*THE TASK*.
Copy out each line of the data holding "Total".

** start DATA RECORDS **

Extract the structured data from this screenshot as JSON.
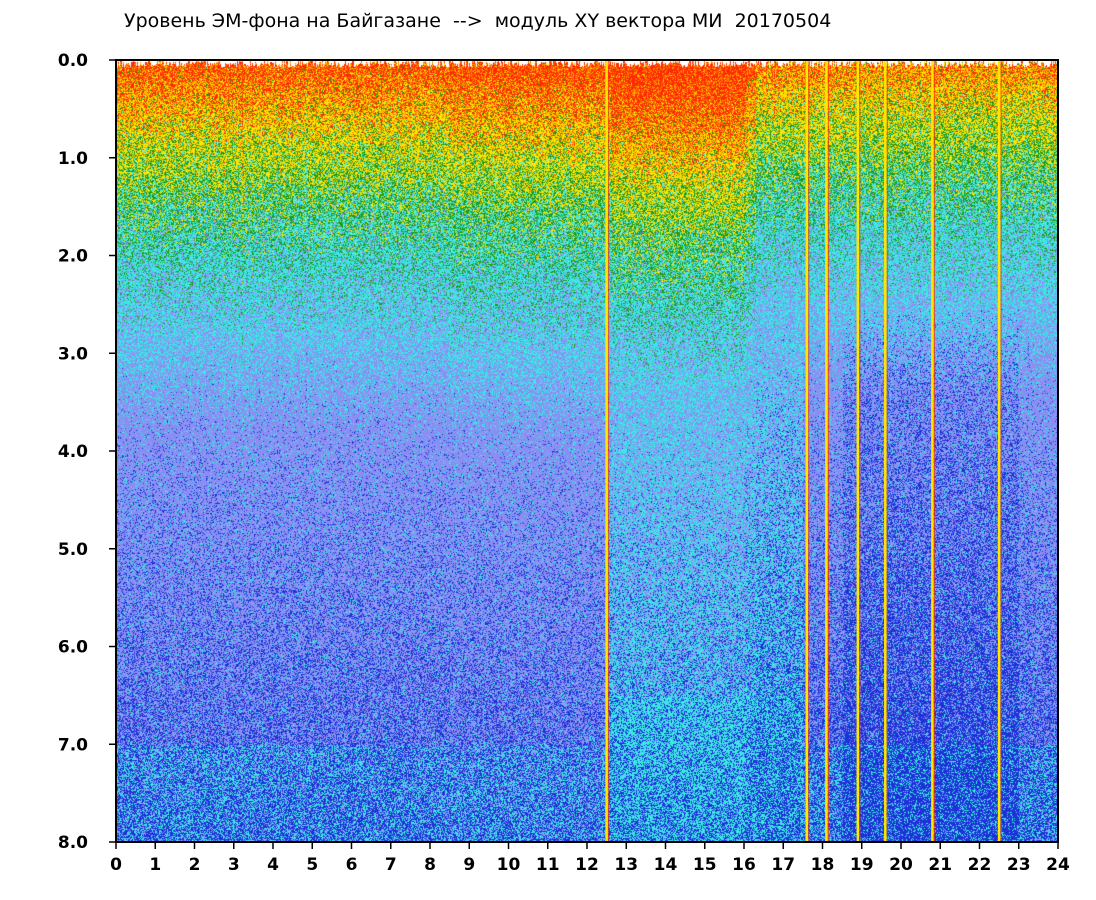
{
  "chart_data": {
    "type": "heatmap",
    "title": "Уровень ЭМ-фона на Байгазане  -->  модуль XY вектора МИ  20170504",
    "xlabel": "",
    "ylabel": "",
    "xlim": [
      0,
      24
    ],
    "ylim": [
      0.0,
      8.0
    ],
    "y_inverted": true,
    "grid": false,
    "x_ticks": [
      "0",
      "1",
      "2",
      "3",
      "4",
      "5",
      "6",
      "7",
      "8",
      "9",
      "10",
      "11",
      "12",
      "13",
      "14",
      "15",
      "16",
      "17",
      "18",
      "19",
      "20",
      "21",
      "22",
      "23",
      "24"
    ],
    "y_ticks": [
      "0.0",
      "1.0",
      "2.0",
      "3.0",
      "4.0",
      "5.0",
      "6.0",
      "7.0",
      "8.0"
    ],
    "x_tick_values": [
      0,
      1,
      2,
      3,
      4,
      5,
      6,
      7,
      8,
      9,
      10,
      11,
      12,
      13,
      14,
      15,
      16,
      17,
      18,
      19,
      20,
      21,
      22,
      23,
      24
    ],
    "y_tick_values": [
      0,
      1,
      2,
      3,
      4,
      5,
      6,
      7,
      8
    ],
    "color_bands": [
      {
        "color": "#ff2a00",
        "from": 0.0,
        "to": 0.3
      },
      {
        "color": "#ffe600",
        "from": 0.3,
        "to": 0.9
      },
      {
        "color": "#1f9a1a",
        "from": 0.9,
        "to": 1.9
      },
      {
        "color": "#3fe6e6",
        "from": 1.9,
        "to": 3.0
      },
      {
        "color": "#8a8ef2",
        "from": 3.0,
        "to": 5.0
      },
      {
        "color": "#2030d8",
        "from": 5.0,
        "to": 8.0
      }
    ],
    "spikes_hours": [
      12.5,
      17.6,
      18.1,
      18.9,
      19.6,
      20.8,
      22.5
    ],
    "colors": {
      "red": "#ff2a00",
      "yellow": "#ffe600",
      "green": "#1f9a1a",
      "cyan": "#3fe6e6",
      "light_blue": "#8a8ef2",
      "dark_blue": "#2030d8",
      "axis": "#000000"
    }
  }
}
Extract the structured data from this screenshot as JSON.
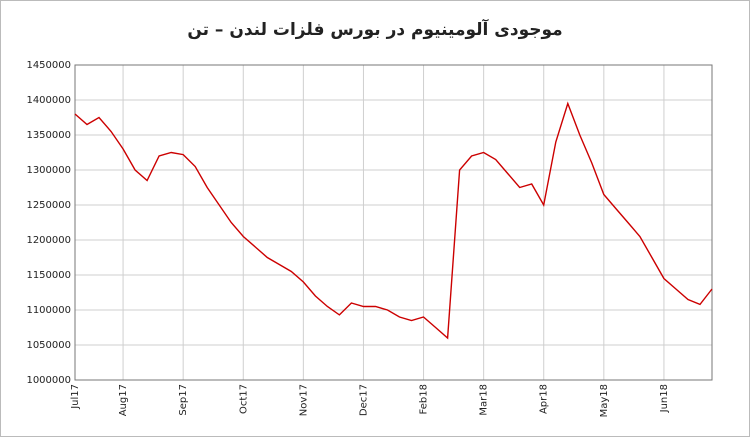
{
  "chart_data": {
    "type": "line",
    "title": "موجودی آلومینیوم در بورس فلزات لندن – تن",
    "categories": [
      "Jul17",
      null,
      null,
      null,
      "Aug17",
      null,
      null,
      null,
      null,
      "Sep17",
      null,
      null,
      null,
      null,
      "Oct17",
      null,
      null,
      null,
      null,
      "Nov17",
      null,
      null,
      null,
      null,
      "Dec17",
      null,
      null,
      null,
      null,
      "Feb18",
      null,
      null,
      null,
      null,
      "Mar18",
      null,
      null,
      null,
      null,
      "Apr18",
      null,
      null,
      null,
      null,
      "May18",
      null,
      null,
      null,
      null,
      "Jun18",
      null,
      null,
      null,
      null
    ],
    "series": [
      {
        "color": "#cc0000",
        "values": [
          1380000,
          1365000,
          1375000,
          1355000,
          1330000,
          1300000,
          1285000,
          1320000,
          1325000,
          1322000,
          1305000,
          1275000,
          1250000,
          1225000,
          1205000,
          1190000,
          1175000,
          1165000,
          1155000,
          1140000,
          1120000,
          1105000,
          1093000,
          1110000,
          1105000,
          1105000,
          1100000,
          1090000,
          1085000,
          1090000,
          1075000,
          1060000,
          1300000,
          1320000,
          1325000,
          1315000,
          1295000,
          1275000,
          1280000,
          1250000,
          1340000,
          1395000,
          1350000,
          1310000,
          1265000,
          1245000,
          1225000,
          1205000,
          1175000,
          1145000,
          1130000,
          1115000,
          1108000,
          1130000
        ]
      }
    ],
    "ylim": [
      1000000,
      1450000
    ],
    "yticks": [
      1000000,
      1050000,
      1100000,
      1150000,
      1200000,
      1250000,
      1300000,
      1350000,
      1400000,
      1450000
    ],
    "grid": true
  }
}
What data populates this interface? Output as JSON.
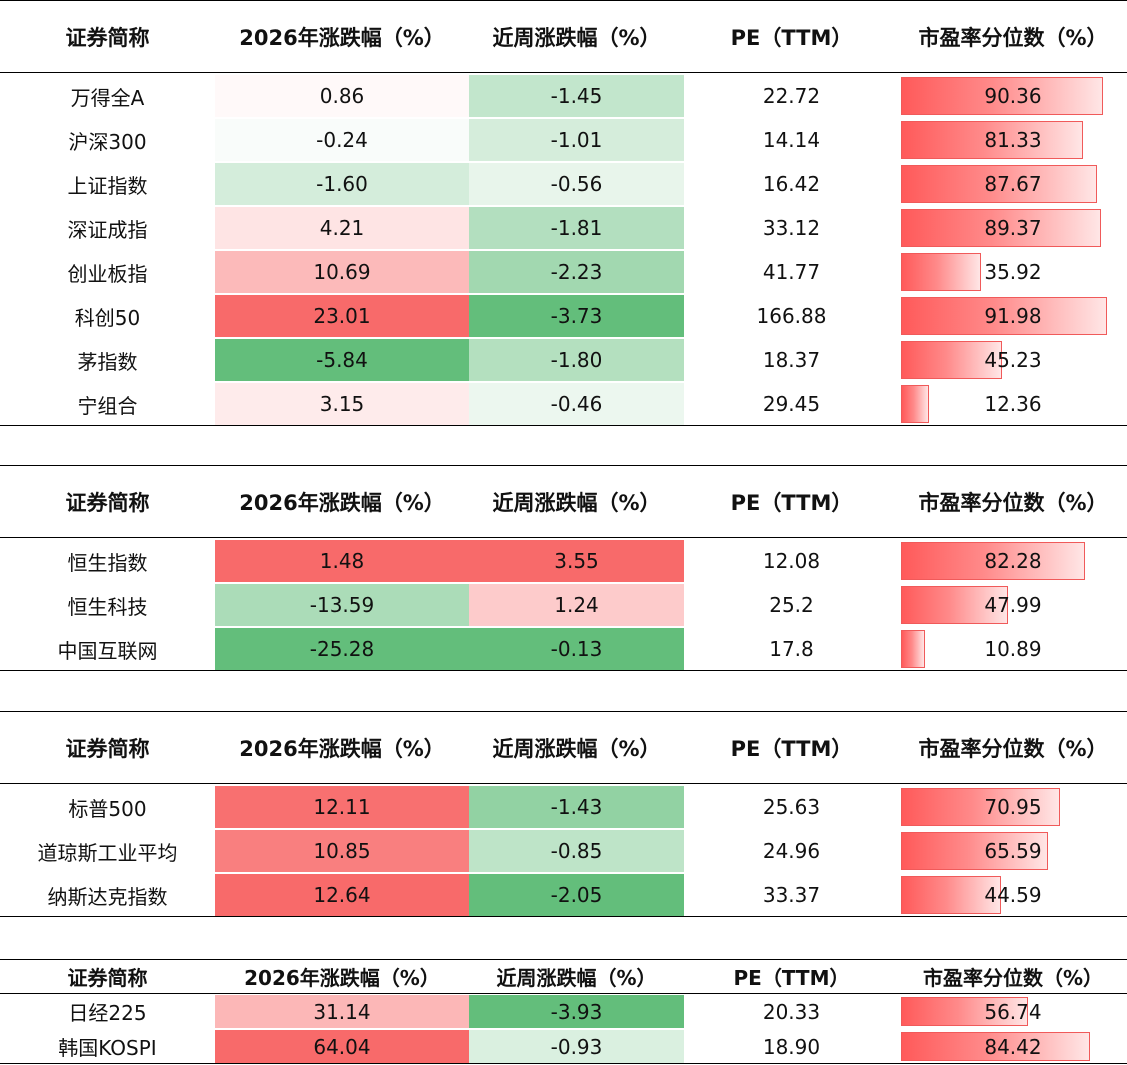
{
  "headers": {
    "name": "证券简称",
    "ytd": "2026年涨跌幅（%）",
    "week": "近周涨跌幅（%）",
    "pe": "PE（TTM）",
    "pct": "市盈率分位数（%）"
  },
  "colors": {
    "up": "#f86a6a",
    "down": "#63be7b",
    "bar": "#ff5a5a"
  },
  "tables": [
    {
      "rows": [
        {
          "name": "万得全A",
          "ytd": "0.86",
          "week": "-1.45",
          "pe": "22.72",
          "pct": "90.36",
          "ytd_v": 0.86,
          "week_v": -1.45,
          "pct_v": 90.36
        },
        {
          "name": "沪深300",
          "ytd": "-0.24",
          "week": "-1.01",
          "pe": "14.14",
          "pct": "81.33",
          "ytd_v": -0.24,
          "week_v": -1.01,
          "pct_v": 81.33
        },
        {
          "name": "上证指数",
          "ytd": "-1.60",
          "week": "-0.56",
          "pe": "16.42",
          "pct": "87.67",
          "ytd_v": -1.6,
          "week_v": -0.56,
          "pct_v": 87.67
        },
        {
          "name": "深证成指",
          "ytd": "4.21",
          "week": "-1.81",
          "pe": "33.12",
          "pct": "89.37",
          "ytd_v": 4.21,
          "week_v": -1.81,
          "pct_v": 89.37
        },
        {
          "name": "创业板指",
          "ytd": "10.69",
          "week": "-2.23",
          "pe": "41.77",
          "pct": "35.92",
          "ytd_v": 10.69,
          "week_v": -2.23,
          "pct_v": 35.92
        },
        {
          "name": "科创50",
          "ytd": "23.01",
          "week": "-3.73",
          "pe": "166.88",
          "pct": "91.98",
          "ytd_v": 23.01,
          "week_v": -3.73,
          "pct_v": 91.98
        },
        {
          "name": "茅指数",
          "ytd": "-5.84",
          "week": "-1.80",
          "pe": "18.37",
          "pct": "45.23",
          "ytd_v": -5.84,
          "week_v": -1.8,
          "pct_v": 45.23
        },
        {
          "name": "宁组合",
          "ytd": "3.15",
          "week": "-0.46",
          "pe": "29.45",
          "pct": "12.36",
          "ytd_v": 3.15,
          "week_v": -0.46,
          "pct_v": 12.36
        }
      ]
    },
    {
      "rows": [
        {
          "name": "恒生指数",
          "ytd": "1.48",
          "week": "3.55",
          "pe": "12.08",
          "pct": "82.28",
          "ytd_v": 1.48,
          "week_v": 3.55,
          "pct_v": 82.28
        },
        {
          "name": "恒生科技",
          "ytd": "-13.59",
          "week": "1.24",
          "pe": "25.2",
          "pct": "47.99",
          "ytd_v": -13.59,
          "week_v": 1.24,
          "pct_v": 47.99
        },
        {
          "name": "中国互联网",
          "ytd": "-25.28",
          "week": "-0.13",
          "pe": "17.8",
          "pct": "10.89",
          "ytd_v": -25.28,
          "week_v": -0.13,
          "pct_v": 10.89
        }
      ]
    },
    {
      "rows": [
        {
          "name": "标普500",
          "ytd": "12.11",
          "week": "-1.43",
          "pe": "25.63",
          "pct": "70.95",
          "ytd_v": 12.11,
          "week_v": -1.43,
          "pct_v": 70.95
        },
        {
          "name": "道琼斯工业平均",
          "ytd": "10.85",
          "week": "-0.85",
          "pe": "24.96",
          "pct": "65.59",
          "ytd_v": 10.85,
          "week_v": -0.85,
          "pct_v": 65.59
        },
        {
          "name": "纳斯达克指数",
          "ytd": "12.64",
          "week": "-2.05",
          "pe": "33.37",
          "pct": "44.59",
          "ytd_v": 12.64,
          "week_v": -2.05,
          "pct_v": 44.59
        }
      ]
    },
    {
      "rows": [
        {
          "name": "日经225",
          "ytd": "31.14",
          "week": "-3.93",
          "pe": "20.33",
          "pct": "56.74",
          "ytd_v": 31.14,
          "week_v": -3.93,
          "pct_v": 56.74
        },
        {
          "name": "韩国KOSPI",
          "ytd": "64.04",
          "week": "-0.93",
          "pe": "18.90",
          "pct": "84.42",
          "ytd_v": 64.04,
          "week_v": -0.93,
          "pct_v": 84.42
        }
      ]
    }
  ],
  "chart_data": {
    "type": "table",
    "columns": [
      "证券简称",
      "2026年涨跌幅（%）",
      "近周涨跌幅（%）",
      "PE（TTM）",
      "市盈率分位数（%）"
    ],
    "groups": [
      [
        [
          "万得全A",
          0.86,
          -1.45,
          22.72,
          90.36
        ],
        [
          "沪深300",
          -0.24,
          -1.01,
          14.14,
          81.33
        ],
        [
          "上证指数",
          -1.6,
          -0.56,
          16.42,
          87.67
        ],
        [
          "深证成指",
          4.21,
          -1.81,
          33.12,
          89.37
        ],
        [
          "创业板指",
          10.69,
          -2.23,
          41.77,
          35.92
        ],
        [
          "科创50",
          23.01,
          -3.73,
          166.88,
          91.98
        ],
        [
          "茅指数",
          -5.84,
          -1.8,
          18.37,
          45.23
        ],
        [
          "宁组合",
          3.15,
          -0.46,
          29.45,
          12.36
        ]
      ],
      [
        [
          "恒生指数",
          1.48,
          3.55,
          12.08,
          82.28
        ],
        [
          "恒生科技",
          -13.59,
          1.24,
          25.2,
          47.99
        ],
        [
          "中国互联网",
          -25.28,
          -0.13,
          17.8,
          10.89
        ]
      ],
      [
        [
          "标普500",
          12.11,
          -1.43,
          25.63,
          70.95
        ],
        [
          "道琼斯工业平均",
          10.85,
          -0.85,
          24.96,
          65.59
        ],
        [
          "纳斯达克指数",
          12.64,
          -2.05,
          33.37,
          44.59
        ]
      ],
      [
        [
          "日经225",
          31.14,
          -3.93,
          20.33,
          56.74
        ],
        [
          "韩国KOSPI",
          64.04,
          -0.93,
          18.9,
          84.42
        ]
      ]
    ]
  }
}
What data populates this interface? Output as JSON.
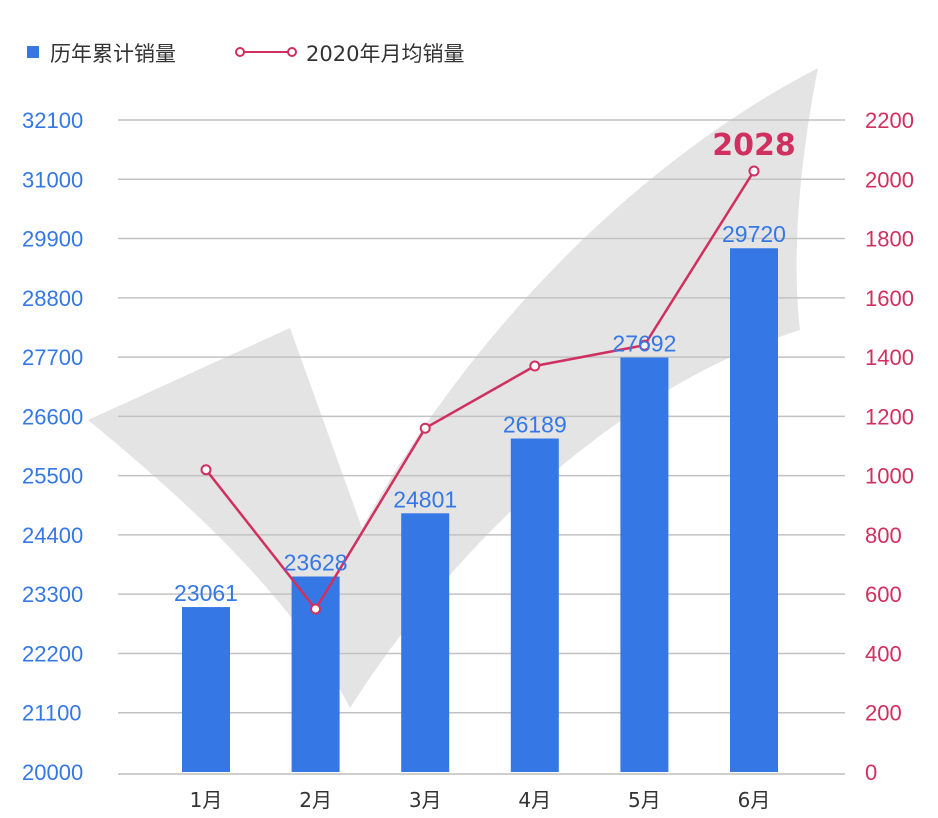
{
  "chart_data": {
    "type": "bar",
    "categories": [
      "1月",
      "2月",
      "3月",
      "4月",
      "5月",
      "6月"
    ],
    "series": [
      {
        "name": "历年累计销量",
        "type": "bar",
        "axis": "left",
        "values": [
          23061,
          23628,
          24801,
          26189,
          27692,
          29720
        ],
        "labels": [
          "23061",
          "23628",
          "24801",
          "26189",
          "27692",
          "29720"
        ],
        "color": "#3578E5"
      },
      {
        "name": "2020年月均销量",
        "type": "line",
        "axis": "right",
        "values": [
          1020,
          550,
          1160,
          1370,
          1440,
          2028
        ],
        "color": "#D0305F"
      }
    ],
    "y_left": {
      "ticks": [
        "20000",
        "21100",
        "22200",
        "23300",
        "24400",
        "25500",
        "26600",
        "27700",
        "28800",
        "29900",
        "31000",
        "32100"
      ],
      "color": "#3578E5"
    },
    "y_right": {
      "ticks": [
        "0",
        "200",
        "400",
        "600",
        "800",
        "1000",
        "1200",
        "1400",
        "1600",
        "1800",
        "2000",
        "2200"
      ],
      "color": "#D0305F"
    },
    "annotation": {
      "text": "2028",
      "category": "6月",
      "color": "#D0305F"
    },
    "legend_position": "top-left",
    "grid": true,
    "background_graphic": "checkmark"
  }
}
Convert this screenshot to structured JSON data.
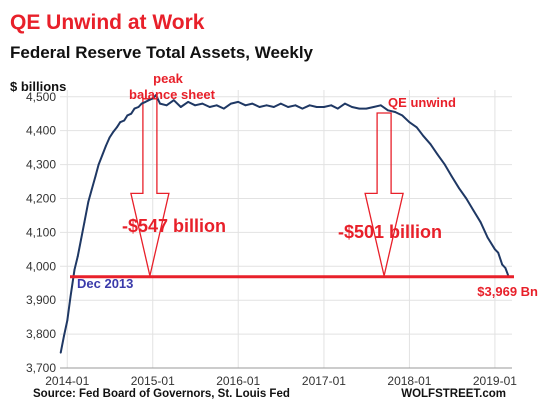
{
  "title": "QE Unwind at Work",
  "subtitle": "Federal Reserve Total Assets, Weekly",
  "y_unit": "$ billions",
  "annotations": {
    "peak": [
      "peak",
      "balance sheet"
    ],
    "qe_unwind": "QE unwind",
    "drop1": "-$547 billion",
    "drop2": "-$501 billion",
    "start": "Dec 2013",
    "end": "$3,969 Bn"
  },
  "footer": {
    "source": "Source: Fed Board of Governors, St. Louis Fed",
    "brand": "WOLFSTREET.com"
  },
  "colors": {
    "line": "#1f3864",
    "accent": "#e8202a",
    "label_blue": "#3a3aaa",
    "grid": "#e2e2e2"
  },
  "chart_data": {
    "type": "line",
    "title": "Federal Reserve Total Assets, Weekly",
    "ylabel": "$ billions",
    "ylim": [
      3700,
      4520
    ],
    "y_ticks": [
      "3,700",
      "3,800",
      "3,900",
      "4,000",
      "4,100",
      "4,200",
      "4,300",
      "4,400",
      "4,500"
    ],
    "y_tick_values": [
      3700,
      3800,
      3900,
      4000,
      4100,
      4200,
      4300,
      4400,
      4500
    ],
    "x_ticks": [
      "2014-01",
      "2015-01",
      "2016-01",
      "2017-01",
      "2018-01",
      "2019-01"
    ],
    "x_tick_values": [
      "2014-01-01",
      "2015-01-01",
      "2016-01-01",
      "2017-01-01",
      "2018-01-01",
      "2019-01-01"
    ],
    "xlim": [
      "2013-12-01",
      "2019-03-15"
    ],
    "grid": true,
    "reference_line": 3969,
    "series": [
      {
        "x": [
          "2013-12-04",
          "2013-12-18",
          "2014-01-01",
          "2014-01-15",
          "2014-02-01",
          "2014-02-15",
          "2014-03-01",
          "2014-03-15",
          "2014-04-01",
          "2014-04-15",
          "2014-05-01",
          "2014-05-15",
          "2014-06-01",
          "2014-06-15",
          "2014-07-01",
          "2014-07-15",
          "2014-08-01",
          "2014-08-15",
          "2014-09-01",
          "2014-09-15",
          "2014-10-01",
          "2014-10-15",
          "2014-11-01",
          "2014-11-15",
          "2014-12-01",
          "2014-12-15",
          "2015-01-01",
          "2015-01-15",
          "2015-02-01",
          "2015-03-01",
          "2015-04-01",
          "2015-05-01",
          "2015-06-01",
          "2015-07-01",
          "2015-08-01",
          "2015-09-01",
          "2015-10-01",
          "2015-11-01",
          "2015-12-01",
          "2016-01-01",
          "2016-02-01",
          "2016-03-01",
          "2016-04-01",
          "2016-05-01",
          "2016-06-01",
          "2016-07-01",
          "2016-08-01",
          "2016-09-01",
          "2016-10-01",
          "2016-11-01",
          "2016-12-01",
          "2017-01-01",
          "2017-02-01",
          "2017-03-01",
          "2017-04-01",
          "2017-05-01",
          "2017-06-01",
          "2017-07-01",
          "2017-08-01",
          "2017-09-01",
          "2017-10-01",
          "2017-11-01",
          "2017-12-01",
          "2018-01-01",
          "2018-02-01",
          "2018-03-01",
          "2018-04-01",
          "2018-05-01",
          "2018-06-01",
          "2018-07-01",
          "2018-08-01",
          "2018-09-01",
          "2018-10-01",
          "2018-11-01",
          "2018-12-01",
          "2019-01-01",
          "2019-01-15",
          "2019-02-01",
          "2019-02-15",
          "2019-03-01"
        ],
        "values": [
          3745,
          3795,
          3840,
          3910,
          3990,
          4030,
          4080,
          4130,
          4190,
          4225,
          4265,
          4300,
          4330,
          4355,
          4380,
          4395,
          4410,
          4425,
          4430,
          4445,
          4450,
          4465,
          4470,
          4480,
          4485,
          4490,
          4495,
          4505,
          4480,
          4475,
          4490,
          4470,
          4485,
          4475,
          4480,
          4470,
          4475,
          4465,
          4480,
          4485,
          4475,
          4480,
          4470,
          4475,
          4470,
          4480,
          4470,
          4475,
          4465,
          4475,
          4470,
          4470,
          4475,
          4465,
          4480,
          4470,
          4465,
          4465,
          4470,
          4475,
          4460,
          4455,
          4445,
          4425,
          4410,
          4385,
          4360,
          4330,
          4300,
          4265,
          4230,
          4200,
          4165,
          4130,
          4085,
          4050,
          4040,
          4005,
          3995,
          3969
        ]
      }
    ]
  }
}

** end DATA RECORDS **

*WRITTEN ANSWER*.
  "subtitle": "Federal Reserve Total Assets, Weekly",
    "title": "Federal Reserve Total Assets, Weekly",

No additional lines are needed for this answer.